▸ TASK 1
Answer these from the passage on Mark 10 below:
(a) In Jesus' words, to whom does the kingdom of God belong?
(b) Which animal does Jesus say can go through the eye of a needle more easily than a rich person can enter the kingdom of God?
(c) Where do James and John want to sit?
Mark your answers (a), (b) and (c).
▸ TASK 2
In the passage on Mark 10 below, change "camel" to "rope" and give the text from "Practically every story" to "shall be first." with that one change.
▸ TASK 3
Write what comes next in the passage on Mark 10 below, starting after its final sentence.

▸ QUOTED TEXT

Practically every story in Mark 10 just prior to Jesus’ procession into Jerusalem are stories that emphasize a different kind of kingdom and power. Jesus rebukes the disciples for trying to stop the little children from touching him. Jesus says, “Let them come, for the kingdom of God belongs to such as these.” He takes them in his arms and blesses them.

He tells a rich man to give away all his wealth, and tells the disciples that it is easier for a camel to go through the eye of a needle than for a rich person to enter the kingdom of God. Jesus warns them that in God’s new order the first shall be last and the last shall be first.

Then, still thinking God’s kingdom is like worldly kingdoms, and that Jesus is going to reign like earthly rulers, James and John want to sit on Jesus’ left hand and right, occupying positions of prominence and power. Jesus asks them if they are able to drink the cup he is going to drink or to be baptized with the baptism he will be baptized with. They say they are able, but have no idea what Jesus is talking about. Jesus tells them that in the kingdoms of the world rulers lord it over their subjects, but then he turns to them and says, “It is not so among you.” Jesus rebukes them and admonishes them that whoever among them wishes to become great must give up the very notion of being great, and become the servant of all. Then Mark tells us that the Son of Man par excellent, the fully human one, Jesus of Nazareth, did not come to be served, but to serve and give his whole life in service to God and others for the liberation of humankind.

▸ MATERIAL SUPPLIED
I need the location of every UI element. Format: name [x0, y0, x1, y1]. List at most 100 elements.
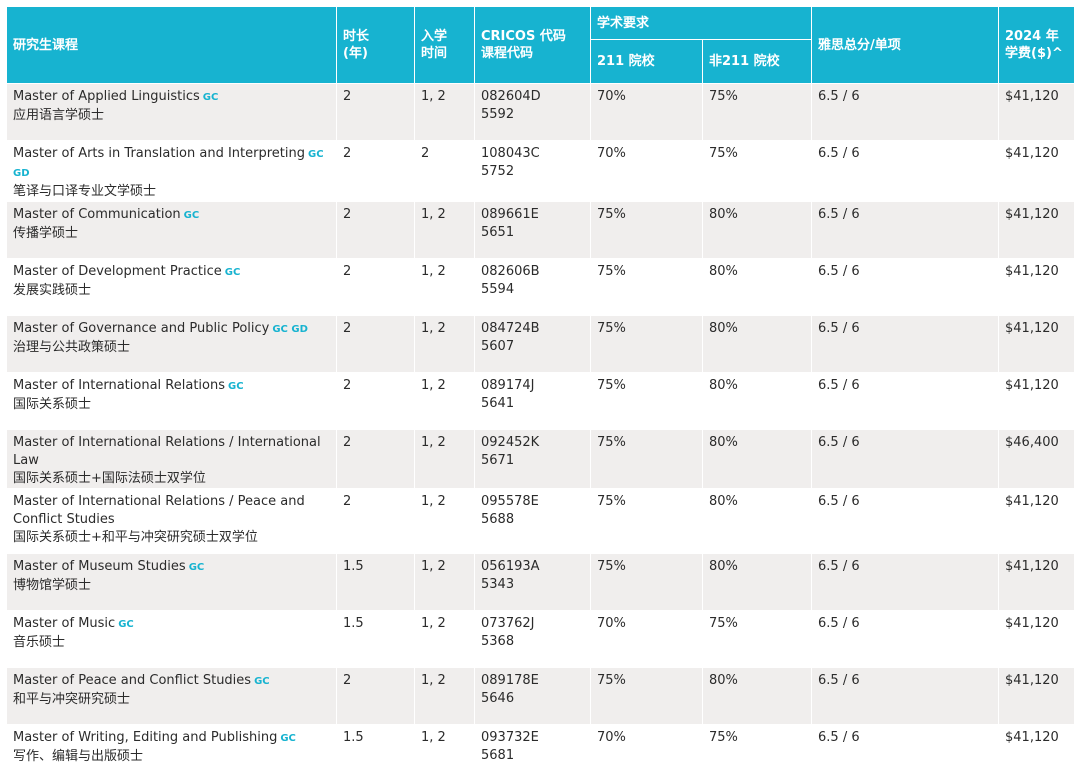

...

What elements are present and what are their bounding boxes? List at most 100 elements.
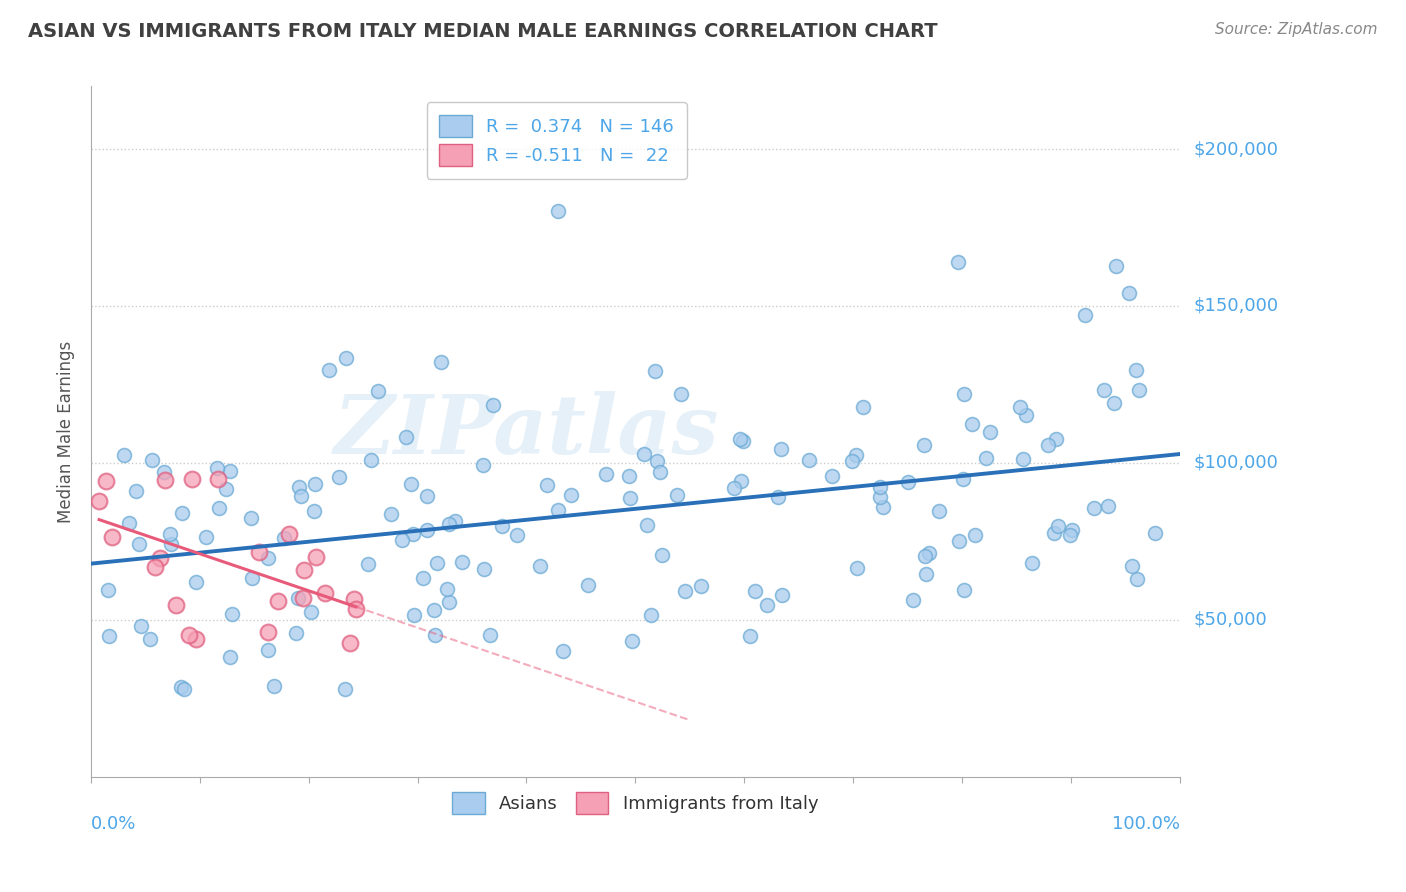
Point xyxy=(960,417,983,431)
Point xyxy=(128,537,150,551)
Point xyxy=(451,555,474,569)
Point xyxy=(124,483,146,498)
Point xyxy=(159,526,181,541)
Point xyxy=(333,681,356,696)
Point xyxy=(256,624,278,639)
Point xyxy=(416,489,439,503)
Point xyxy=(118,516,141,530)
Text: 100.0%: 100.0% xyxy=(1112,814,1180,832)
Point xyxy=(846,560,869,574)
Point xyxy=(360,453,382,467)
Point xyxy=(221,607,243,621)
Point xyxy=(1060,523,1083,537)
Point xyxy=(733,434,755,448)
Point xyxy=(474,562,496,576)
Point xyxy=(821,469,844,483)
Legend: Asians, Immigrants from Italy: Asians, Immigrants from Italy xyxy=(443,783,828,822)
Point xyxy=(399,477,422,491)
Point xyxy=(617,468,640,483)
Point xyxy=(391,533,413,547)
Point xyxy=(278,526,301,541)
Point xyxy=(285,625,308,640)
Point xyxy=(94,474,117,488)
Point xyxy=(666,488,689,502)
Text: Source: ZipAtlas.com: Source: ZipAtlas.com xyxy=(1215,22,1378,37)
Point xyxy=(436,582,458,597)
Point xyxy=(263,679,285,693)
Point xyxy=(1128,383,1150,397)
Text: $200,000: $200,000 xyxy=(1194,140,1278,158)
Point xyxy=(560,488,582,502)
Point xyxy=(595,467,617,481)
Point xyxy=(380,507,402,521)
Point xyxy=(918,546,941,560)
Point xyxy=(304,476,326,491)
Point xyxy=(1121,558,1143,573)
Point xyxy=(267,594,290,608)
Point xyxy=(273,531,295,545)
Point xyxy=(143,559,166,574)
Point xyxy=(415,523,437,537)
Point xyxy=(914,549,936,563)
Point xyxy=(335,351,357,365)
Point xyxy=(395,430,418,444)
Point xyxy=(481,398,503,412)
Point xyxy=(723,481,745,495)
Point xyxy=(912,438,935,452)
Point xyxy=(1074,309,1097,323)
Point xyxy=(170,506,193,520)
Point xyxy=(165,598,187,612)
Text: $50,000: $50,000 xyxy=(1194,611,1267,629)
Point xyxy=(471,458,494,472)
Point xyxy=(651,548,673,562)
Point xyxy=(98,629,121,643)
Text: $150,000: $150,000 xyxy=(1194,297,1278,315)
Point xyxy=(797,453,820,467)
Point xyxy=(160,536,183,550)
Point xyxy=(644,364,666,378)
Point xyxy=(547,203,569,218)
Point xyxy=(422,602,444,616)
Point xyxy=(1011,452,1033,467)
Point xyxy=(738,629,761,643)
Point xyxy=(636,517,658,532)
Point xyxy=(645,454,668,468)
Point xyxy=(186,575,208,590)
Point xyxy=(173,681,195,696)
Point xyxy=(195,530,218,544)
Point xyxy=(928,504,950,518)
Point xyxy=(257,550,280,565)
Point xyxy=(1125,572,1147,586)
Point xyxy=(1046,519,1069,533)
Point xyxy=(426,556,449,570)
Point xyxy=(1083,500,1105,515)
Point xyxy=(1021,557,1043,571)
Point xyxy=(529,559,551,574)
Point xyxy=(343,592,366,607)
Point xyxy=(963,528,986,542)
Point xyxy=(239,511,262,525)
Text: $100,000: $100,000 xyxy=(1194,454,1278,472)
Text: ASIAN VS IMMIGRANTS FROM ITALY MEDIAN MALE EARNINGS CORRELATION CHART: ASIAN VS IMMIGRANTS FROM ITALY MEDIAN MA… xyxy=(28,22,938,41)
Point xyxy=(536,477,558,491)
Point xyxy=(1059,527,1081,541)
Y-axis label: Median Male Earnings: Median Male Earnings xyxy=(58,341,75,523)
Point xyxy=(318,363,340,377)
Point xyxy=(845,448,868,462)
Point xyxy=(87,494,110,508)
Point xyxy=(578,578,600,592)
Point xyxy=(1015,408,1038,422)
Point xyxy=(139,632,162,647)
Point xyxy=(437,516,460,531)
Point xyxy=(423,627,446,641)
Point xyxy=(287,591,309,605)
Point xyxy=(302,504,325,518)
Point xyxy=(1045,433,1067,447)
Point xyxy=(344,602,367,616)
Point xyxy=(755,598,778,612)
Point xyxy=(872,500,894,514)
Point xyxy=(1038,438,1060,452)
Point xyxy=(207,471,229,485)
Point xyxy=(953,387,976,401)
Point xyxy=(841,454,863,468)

* * *

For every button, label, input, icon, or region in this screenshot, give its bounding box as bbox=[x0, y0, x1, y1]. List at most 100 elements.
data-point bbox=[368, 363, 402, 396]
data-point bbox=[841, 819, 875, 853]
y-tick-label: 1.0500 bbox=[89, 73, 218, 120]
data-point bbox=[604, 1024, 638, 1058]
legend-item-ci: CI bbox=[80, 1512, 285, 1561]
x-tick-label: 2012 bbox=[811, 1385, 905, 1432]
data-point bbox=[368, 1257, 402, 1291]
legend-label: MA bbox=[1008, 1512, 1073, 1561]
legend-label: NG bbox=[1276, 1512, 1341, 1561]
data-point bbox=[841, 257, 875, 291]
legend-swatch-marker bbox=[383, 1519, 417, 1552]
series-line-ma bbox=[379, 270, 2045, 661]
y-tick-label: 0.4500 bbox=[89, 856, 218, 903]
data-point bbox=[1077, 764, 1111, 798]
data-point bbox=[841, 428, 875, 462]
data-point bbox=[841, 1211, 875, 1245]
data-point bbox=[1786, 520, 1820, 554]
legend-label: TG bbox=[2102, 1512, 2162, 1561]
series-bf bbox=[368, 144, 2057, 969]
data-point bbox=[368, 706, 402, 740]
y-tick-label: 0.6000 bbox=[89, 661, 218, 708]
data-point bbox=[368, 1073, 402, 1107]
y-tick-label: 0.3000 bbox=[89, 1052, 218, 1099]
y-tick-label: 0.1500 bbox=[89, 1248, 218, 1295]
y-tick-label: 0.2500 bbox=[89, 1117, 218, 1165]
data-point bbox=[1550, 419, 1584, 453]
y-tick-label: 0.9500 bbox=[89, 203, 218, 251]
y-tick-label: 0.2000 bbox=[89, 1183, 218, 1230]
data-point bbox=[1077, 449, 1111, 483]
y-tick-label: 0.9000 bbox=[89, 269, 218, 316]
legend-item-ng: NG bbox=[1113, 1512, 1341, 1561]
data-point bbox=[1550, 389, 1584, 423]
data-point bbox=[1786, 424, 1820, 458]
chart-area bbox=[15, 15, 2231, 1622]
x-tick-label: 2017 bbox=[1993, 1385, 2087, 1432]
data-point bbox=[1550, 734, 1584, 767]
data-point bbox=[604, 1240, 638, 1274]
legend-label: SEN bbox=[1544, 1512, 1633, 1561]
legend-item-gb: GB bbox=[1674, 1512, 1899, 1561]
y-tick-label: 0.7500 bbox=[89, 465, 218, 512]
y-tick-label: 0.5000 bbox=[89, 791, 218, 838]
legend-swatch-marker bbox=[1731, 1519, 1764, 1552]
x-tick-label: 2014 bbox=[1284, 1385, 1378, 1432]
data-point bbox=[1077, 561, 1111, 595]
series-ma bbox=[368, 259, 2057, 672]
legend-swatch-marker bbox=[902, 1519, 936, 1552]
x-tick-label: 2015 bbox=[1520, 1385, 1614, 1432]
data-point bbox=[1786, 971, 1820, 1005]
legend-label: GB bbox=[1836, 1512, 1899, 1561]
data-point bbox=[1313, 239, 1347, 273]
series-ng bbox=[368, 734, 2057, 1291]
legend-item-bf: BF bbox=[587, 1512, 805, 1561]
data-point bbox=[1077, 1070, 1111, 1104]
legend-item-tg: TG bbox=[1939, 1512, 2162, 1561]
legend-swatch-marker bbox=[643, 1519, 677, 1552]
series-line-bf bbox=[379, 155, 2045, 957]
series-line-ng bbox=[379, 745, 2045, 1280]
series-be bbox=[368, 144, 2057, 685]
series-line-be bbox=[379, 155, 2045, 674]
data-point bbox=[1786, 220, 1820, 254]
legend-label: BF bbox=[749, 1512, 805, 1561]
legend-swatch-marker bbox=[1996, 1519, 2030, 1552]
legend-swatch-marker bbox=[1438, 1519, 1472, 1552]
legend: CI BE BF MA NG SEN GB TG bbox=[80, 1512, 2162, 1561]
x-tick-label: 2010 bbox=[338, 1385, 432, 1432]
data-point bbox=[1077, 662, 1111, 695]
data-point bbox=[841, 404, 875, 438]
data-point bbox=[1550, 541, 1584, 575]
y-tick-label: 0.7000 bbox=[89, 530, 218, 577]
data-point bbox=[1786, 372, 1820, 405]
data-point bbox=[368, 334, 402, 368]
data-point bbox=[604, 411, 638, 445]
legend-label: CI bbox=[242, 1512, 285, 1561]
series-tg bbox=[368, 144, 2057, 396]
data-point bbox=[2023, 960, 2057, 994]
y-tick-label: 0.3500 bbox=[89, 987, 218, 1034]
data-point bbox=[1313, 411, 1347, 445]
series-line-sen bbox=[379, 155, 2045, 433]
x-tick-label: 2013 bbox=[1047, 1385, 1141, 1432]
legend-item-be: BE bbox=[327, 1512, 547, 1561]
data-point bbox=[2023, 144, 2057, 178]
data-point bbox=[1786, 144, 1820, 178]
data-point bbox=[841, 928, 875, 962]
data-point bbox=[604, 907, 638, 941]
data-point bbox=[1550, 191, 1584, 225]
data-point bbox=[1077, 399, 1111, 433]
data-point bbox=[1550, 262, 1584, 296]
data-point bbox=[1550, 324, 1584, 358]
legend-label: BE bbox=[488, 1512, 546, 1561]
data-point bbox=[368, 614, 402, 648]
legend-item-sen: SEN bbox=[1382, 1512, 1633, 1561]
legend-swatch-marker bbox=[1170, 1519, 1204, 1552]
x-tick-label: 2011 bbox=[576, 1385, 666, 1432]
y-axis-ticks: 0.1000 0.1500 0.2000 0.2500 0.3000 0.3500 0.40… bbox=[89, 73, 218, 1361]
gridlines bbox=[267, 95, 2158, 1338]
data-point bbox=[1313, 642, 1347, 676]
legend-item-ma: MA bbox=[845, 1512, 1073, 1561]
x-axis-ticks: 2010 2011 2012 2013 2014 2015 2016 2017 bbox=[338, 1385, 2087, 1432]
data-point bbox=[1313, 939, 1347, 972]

▸ RIGHT ANSWER 1
(a) To such as these, the little children.
(b) A camel.
(c) On Jesus' left hand and right.

▸ RIGHT ANSWER 2
Practically every story in Mark 10 just prior to Jesus’ procession into Jerusalem are stories that emphasize a different kind of kingdom and power. Jesus rebukes the disciples for trying to stop the little children from touching him. Jesus says, “Let them come, for the kingdom of God belongs to such as these.” He takes them in his arms and blesses them.

He tells a rich man to give away all his wealth, and tells the disciples that it is easier for a rope to go through the eye of a needle than for a rich person to enter the kingdom of God. Jesus warns them that in God’s new order the first shall be last and the last shall be first.

▸ RIGHT ANSWER 3
This is a different kind of kingdom and a different kind of power. Those who are truly led by the Spirit of Christ demonstrate this power.

The late biblical scholar and social activist, Walter Wink tells about an experience he shared with a large crowd of both black and white activists during the turbulent weeks when Selma, Alabama was the focal point of the civil rights struggle in the South. The story vividly illustrates the difference between spiritual power and dominant power.

They had gathered singing, when suddenly a funeral home operator from Montgomery took the microphone. He reported that a group of black students demonstrating near the capital just that afternoon had been surrounded by police on horseback. With all escape barred they were cynically commanded to disperse or take the consequences. Then the mounted police waded into the students and beat them at will. Police prevented ambulances from reaching the injured for two hours. The one who reported this to the group in Selma was one of the ambulance drivers. After the incident he had driven straight to Selma to tell them about it.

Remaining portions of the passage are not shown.